• **Aim**
Find the word "description" in the material below and gather every line that contains it.

(Data items)
━━━━━━━━━━━━━━━━━━━━
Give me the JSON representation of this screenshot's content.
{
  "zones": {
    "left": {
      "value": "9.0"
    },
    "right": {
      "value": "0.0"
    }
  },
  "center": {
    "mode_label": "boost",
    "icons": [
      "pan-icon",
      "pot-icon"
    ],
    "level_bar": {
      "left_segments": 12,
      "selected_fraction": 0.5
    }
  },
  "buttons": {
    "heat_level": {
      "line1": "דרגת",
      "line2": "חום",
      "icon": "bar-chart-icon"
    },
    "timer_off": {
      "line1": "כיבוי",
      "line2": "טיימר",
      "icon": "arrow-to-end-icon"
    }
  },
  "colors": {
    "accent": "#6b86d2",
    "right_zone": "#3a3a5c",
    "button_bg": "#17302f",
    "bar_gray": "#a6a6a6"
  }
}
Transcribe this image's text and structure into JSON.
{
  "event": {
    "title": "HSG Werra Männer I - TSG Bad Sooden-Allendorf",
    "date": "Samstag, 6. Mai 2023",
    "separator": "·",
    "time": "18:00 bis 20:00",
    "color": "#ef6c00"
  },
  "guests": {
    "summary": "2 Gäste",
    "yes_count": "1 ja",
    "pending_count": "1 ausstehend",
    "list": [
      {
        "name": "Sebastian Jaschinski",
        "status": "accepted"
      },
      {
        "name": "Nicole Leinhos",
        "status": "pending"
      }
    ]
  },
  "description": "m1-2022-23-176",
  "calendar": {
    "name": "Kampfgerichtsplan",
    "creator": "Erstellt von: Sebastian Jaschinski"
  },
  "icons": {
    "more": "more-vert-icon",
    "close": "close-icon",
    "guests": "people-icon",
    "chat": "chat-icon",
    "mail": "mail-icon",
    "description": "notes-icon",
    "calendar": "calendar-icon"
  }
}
━━━━━━━━━━━━━━━━━━━━
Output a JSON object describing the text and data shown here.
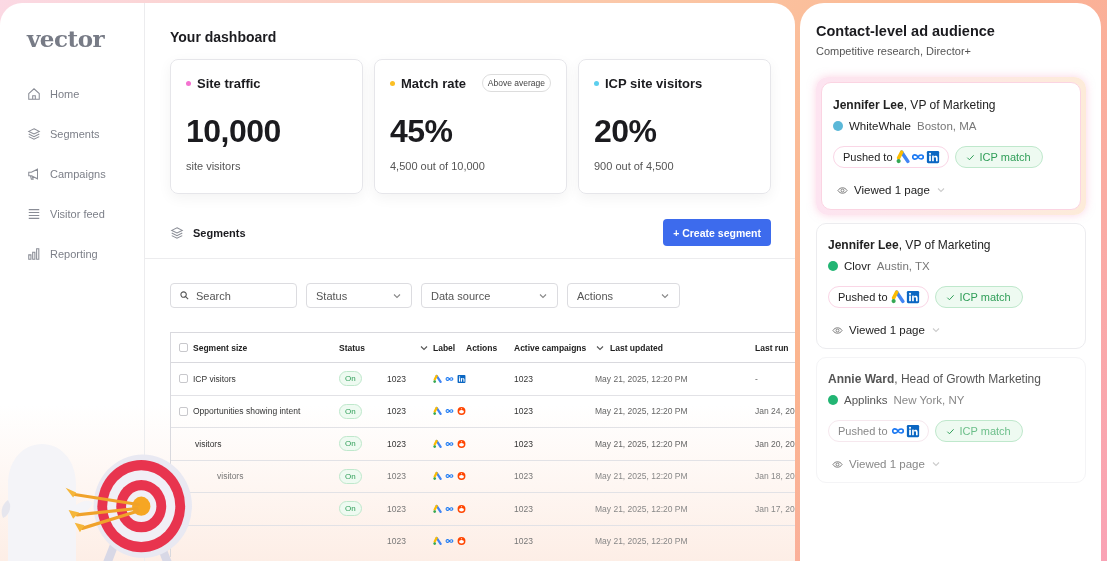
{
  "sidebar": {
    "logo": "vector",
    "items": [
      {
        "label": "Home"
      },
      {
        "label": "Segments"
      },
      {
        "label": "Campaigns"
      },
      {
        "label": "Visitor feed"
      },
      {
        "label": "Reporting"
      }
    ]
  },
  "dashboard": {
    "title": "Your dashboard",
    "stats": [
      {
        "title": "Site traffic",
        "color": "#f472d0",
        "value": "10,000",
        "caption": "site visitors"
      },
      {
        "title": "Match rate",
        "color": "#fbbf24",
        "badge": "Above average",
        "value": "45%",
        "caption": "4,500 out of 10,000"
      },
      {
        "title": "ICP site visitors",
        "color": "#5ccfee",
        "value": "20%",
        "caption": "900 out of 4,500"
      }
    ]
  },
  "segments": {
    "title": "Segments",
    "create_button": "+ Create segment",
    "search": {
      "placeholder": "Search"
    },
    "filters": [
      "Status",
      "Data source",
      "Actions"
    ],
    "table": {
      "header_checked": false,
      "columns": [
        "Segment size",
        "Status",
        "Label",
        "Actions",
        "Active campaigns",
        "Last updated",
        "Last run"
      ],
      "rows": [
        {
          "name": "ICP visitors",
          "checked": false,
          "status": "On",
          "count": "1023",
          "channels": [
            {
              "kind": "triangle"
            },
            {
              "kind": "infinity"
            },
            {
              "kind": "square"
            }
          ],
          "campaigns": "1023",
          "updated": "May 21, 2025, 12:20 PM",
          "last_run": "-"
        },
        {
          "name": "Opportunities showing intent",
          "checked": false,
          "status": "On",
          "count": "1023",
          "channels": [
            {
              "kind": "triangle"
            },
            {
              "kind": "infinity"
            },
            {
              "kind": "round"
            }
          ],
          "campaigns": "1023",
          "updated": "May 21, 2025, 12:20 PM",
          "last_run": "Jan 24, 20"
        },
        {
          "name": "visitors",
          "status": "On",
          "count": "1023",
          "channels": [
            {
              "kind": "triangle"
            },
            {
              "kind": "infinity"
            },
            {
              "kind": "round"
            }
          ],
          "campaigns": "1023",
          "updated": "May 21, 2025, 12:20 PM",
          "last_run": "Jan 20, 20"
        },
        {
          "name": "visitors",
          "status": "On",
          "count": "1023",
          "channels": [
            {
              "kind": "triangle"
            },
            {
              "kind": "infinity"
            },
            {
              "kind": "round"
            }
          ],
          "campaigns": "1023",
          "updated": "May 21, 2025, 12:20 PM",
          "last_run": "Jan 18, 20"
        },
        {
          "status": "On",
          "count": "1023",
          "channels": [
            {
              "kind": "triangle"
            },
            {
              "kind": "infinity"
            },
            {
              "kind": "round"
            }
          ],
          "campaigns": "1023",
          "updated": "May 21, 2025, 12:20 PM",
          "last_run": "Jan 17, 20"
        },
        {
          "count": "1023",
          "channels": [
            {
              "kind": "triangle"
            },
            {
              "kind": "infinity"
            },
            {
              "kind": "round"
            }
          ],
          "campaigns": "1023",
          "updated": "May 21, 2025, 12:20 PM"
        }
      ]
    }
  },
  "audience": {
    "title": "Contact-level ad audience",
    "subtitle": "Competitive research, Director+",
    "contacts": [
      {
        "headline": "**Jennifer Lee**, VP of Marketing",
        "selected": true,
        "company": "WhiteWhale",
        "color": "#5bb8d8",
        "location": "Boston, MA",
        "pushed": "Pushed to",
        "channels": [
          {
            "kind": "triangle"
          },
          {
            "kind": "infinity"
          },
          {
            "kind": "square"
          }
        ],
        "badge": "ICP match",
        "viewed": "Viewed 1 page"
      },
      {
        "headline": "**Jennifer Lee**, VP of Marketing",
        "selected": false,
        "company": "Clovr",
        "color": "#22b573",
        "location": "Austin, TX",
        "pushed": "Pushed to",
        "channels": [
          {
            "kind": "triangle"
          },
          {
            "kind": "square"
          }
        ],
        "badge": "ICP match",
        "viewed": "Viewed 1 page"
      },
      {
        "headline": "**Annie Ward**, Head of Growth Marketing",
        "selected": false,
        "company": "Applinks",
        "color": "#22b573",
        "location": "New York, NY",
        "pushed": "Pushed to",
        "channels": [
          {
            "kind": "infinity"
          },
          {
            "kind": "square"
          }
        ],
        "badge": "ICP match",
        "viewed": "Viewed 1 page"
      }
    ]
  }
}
━━━━━━━━━━━━━━━━━━━━
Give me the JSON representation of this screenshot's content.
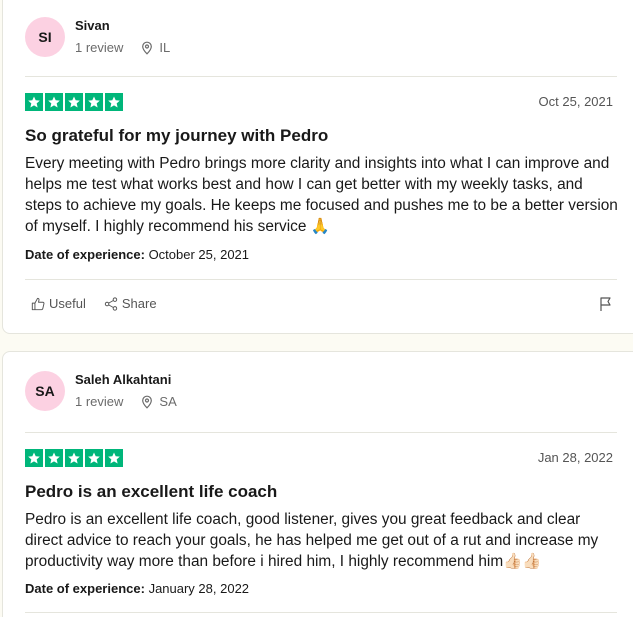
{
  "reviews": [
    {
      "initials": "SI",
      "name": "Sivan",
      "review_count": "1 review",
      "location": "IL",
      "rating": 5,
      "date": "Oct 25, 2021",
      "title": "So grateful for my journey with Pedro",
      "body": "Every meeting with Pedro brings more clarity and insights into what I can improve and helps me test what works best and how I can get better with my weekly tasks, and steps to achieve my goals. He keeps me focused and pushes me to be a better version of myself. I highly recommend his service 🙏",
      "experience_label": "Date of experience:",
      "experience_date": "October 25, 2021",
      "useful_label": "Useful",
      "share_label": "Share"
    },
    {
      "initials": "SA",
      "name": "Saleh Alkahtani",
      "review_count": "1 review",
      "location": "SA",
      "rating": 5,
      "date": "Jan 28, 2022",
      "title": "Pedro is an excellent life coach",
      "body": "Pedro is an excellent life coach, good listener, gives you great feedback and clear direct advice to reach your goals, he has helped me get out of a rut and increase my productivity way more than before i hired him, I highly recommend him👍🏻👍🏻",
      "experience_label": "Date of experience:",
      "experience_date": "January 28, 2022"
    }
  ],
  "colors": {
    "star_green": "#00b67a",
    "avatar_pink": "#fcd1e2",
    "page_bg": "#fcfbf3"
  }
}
━━━━━━━━━━━━━━━━━━━━
• **Answer to the task**
  "description": "m1-2022-23-176",
    "description": "notes-icon",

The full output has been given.